● **Problem description**: Below is some material; transcribe all of it exactly.

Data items
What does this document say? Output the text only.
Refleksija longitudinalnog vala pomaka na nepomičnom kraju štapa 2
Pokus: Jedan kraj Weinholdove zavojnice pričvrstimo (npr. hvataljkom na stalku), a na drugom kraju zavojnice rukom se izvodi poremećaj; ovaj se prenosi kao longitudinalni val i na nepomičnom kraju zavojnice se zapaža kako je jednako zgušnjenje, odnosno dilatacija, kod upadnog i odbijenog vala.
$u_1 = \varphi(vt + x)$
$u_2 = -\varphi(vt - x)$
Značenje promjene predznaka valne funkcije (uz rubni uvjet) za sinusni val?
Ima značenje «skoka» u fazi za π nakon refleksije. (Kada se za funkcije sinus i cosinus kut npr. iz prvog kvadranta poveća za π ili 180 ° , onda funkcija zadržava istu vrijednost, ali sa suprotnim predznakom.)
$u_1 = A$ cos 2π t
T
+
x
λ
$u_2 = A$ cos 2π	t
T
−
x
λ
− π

● **Solution below**:
What does this document say? Output the text only.
Refleksija longitudinalnog vala pomaka na nepomičnom kraju štapa 2
Pokus: Jedan kraj Weinholdove zavojnice pričvrstimo (npr. hvataljkom na stalku), a na drugom kraju zavojnice rukom se izvodi poremećaj; ovaj se prenosi kao longitudinalni val i na nepomičnom kraju zavojnice se zapaža kako je jednako zgušnjenje, odnosno dilatacija, kod upadnog i odbijenog vala.
$u_1 = \varphi(vt + x)$
$u_2 = -\varphi(vt - x)$
Značenje promjene predznaka valne funkcije (uz rubni uvjet) za sinusni val?
Ima značenje «skoka» u fazi za π nakon refleksije. (Kada se za funkcije sinus i cosinus kut npr. iz prvog kvadranta poveća za π ili 180 ° , onda funkcija zadržava istu vrijednost, ali sa suprotnim predznakom.)
$u_1 = A$ cos 2π t
T
+
x
λ
$u_2 = A$ cos 2π	t
T
−
x
λ
− π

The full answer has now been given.